» Records:
** Start **
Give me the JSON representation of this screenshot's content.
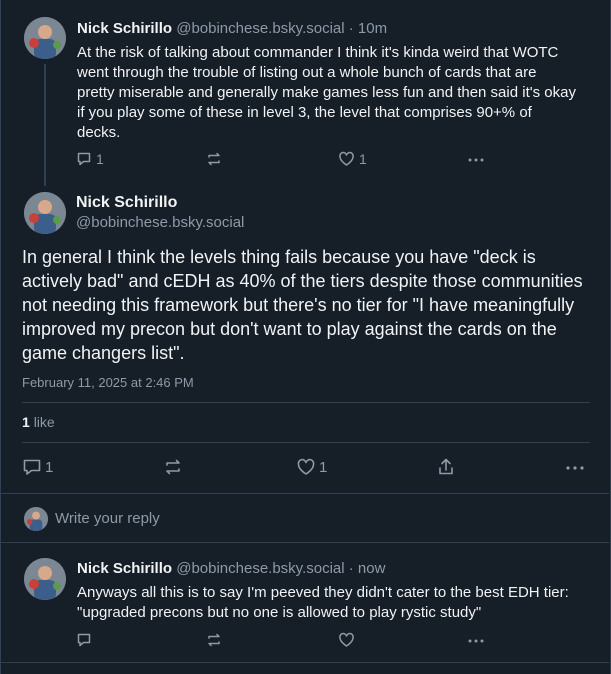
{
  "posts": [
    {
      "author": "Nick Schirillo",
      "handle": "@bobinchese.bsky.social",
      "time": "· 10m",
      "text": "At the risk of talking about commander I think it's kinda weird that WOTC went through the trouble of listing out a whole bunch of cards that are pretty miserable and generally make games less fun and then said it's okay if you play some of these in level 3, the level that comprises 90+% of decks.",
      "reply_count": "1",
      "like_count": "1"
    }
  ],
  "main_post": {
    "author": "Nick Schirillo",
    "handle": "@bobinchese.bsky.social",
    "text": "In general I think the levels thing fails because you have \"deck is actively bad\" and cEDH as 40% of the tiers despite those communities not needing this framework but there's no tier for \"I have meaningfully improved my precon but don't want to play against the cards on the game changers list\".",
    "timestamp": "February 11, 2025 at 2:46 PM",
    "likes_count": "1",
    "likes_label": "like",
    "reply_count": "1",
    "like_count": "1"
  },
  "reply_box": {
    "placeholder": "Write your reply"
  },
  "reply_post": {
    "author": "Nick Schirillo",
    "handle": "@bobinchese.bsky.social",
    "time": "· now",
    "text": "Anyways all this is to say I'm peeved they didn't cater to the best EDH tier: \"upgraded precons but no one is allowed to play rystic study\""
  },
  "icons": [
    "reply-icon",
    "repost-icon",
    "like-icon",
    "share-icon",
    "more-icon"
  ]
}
** End **
» What you are asked to do:
Locate and copy each line in the data above that includes the word "think".

» Solution below:
      "text": "At the risk of talking about commander I think it's kinda weird that WOTC went through the trouble of listing out a whole bunch of cards that are pretty miserable and generally make games less fun and then said it's okay if you play some of these in level 3, the level that comprises 90+% of decks.",
    "text": "In general I think the levels thing fails because you have \"deck is actively bad\" and cEDH as 40% of the tiers despite those communities not needing this framework but there's no tier for \"I have meaningfully improved my precon but don't want to play against the cards on the game changers list\".",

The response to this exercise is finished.